#### Work to do:
Without including any pictures, write out all the entries exactly.

[Excerpts from a figure dataset]
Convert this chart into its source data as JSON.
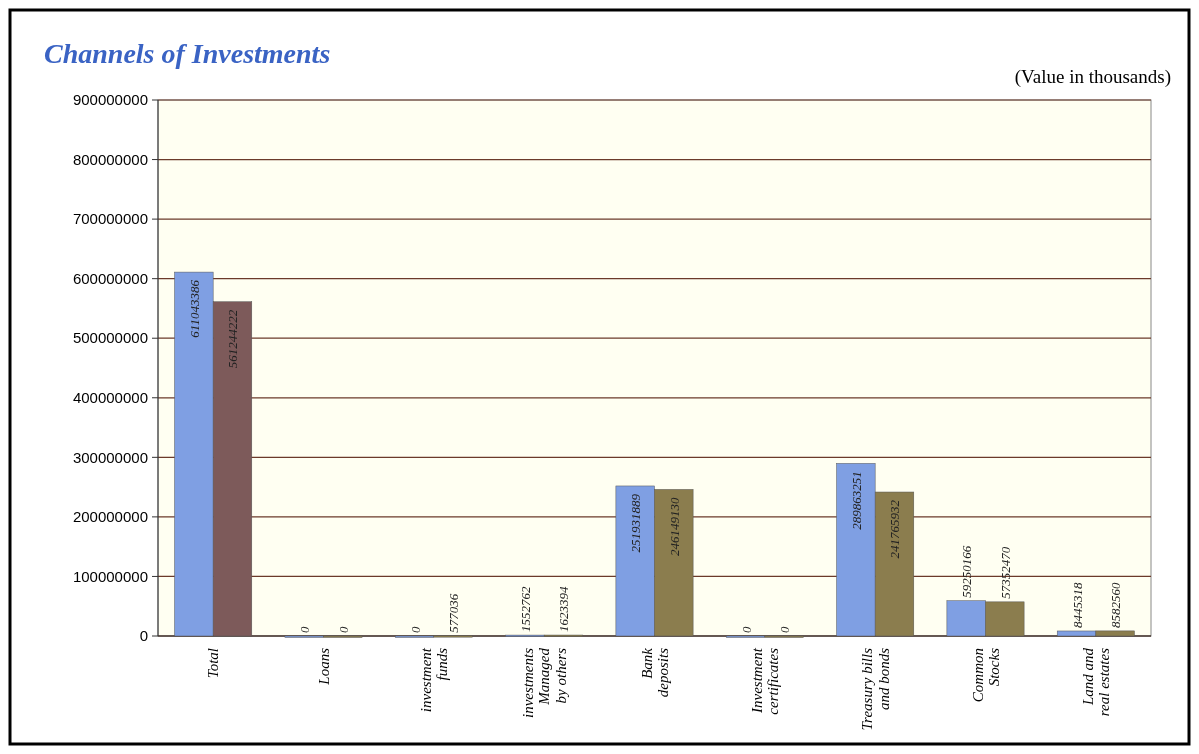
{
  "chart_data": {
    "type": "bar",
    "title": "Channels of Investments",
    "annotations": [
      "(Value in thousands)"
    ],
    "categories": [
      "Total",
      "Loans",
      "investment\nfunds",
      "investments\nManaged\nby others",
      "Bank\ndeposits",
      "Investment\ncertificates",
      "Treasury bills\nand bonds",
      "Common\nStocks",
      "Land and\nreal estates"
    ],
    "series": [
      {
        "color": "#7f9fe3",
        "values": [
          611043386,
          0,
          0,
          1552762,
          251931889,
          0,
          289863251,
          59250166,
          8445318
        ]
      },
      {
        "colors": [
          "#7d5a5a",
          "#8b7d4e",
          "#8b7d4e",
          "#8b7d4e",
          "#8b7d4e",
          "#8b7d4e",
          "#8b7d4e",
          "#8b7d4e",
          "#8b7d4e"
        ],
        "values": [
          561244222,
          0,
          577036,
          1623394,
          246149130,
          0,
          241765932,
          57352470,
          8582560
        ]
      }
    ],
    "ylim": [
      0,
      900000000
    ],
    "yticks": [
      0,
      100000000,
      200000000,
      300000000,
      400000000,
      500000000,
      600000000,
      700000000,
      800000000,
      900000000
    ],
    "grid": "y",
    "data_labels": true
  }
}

#### Task result:
Convert this chart into its source data as JSON.
{
  "chart_data": {
    "type": "bar",
    "title": "Channels of Investments",
    "annotations": [
      "(Value in thousands)"
    ],
    "categories": [
      "Total",
      "Loans",
      "investment\nfunds",
      "investments\nManaged\nby others",
      "Bank\ndeposits",
      "Investment\ncertificates",
      "Treasury bills\nand bonds",
      "Common\nStocks",
      "Land and\nreal estates"
    ],
    "series": [
      {
        "color": "#7f9fe3",
        "values": [
          611043386,
          0,
          0,
          1552762,
          251931889,
          0,
          289863251,
          59250166,
          8445318
        ]
      },
      {
        "colors": [
          "#7d5a5a",
          "#8b7d4e",
          "#8b7d4e",
          "#8b7d4e",
          "#8b7d4e",
          "#8b7d4e",
          "#8b7d4e",
          "#8b7d4e",
          "#8b7d4e"
        ],
        "values": [
          561244222,
          0,
          577036,
          1623394,
          246149130,
          0,
          241765932,
          57352470,
          8582560
        ]
      }
    ],
    "ylim": [
      0,
      900000000
    ],
    "yticks": [
      0,
      100000000,
      200000000,
      300000000,
      400000000,
      500000000,
      600000000,
      700000000,
      800000000,
      900000000
    ],
    "grid": "y",
    "data_labels": true
  }
}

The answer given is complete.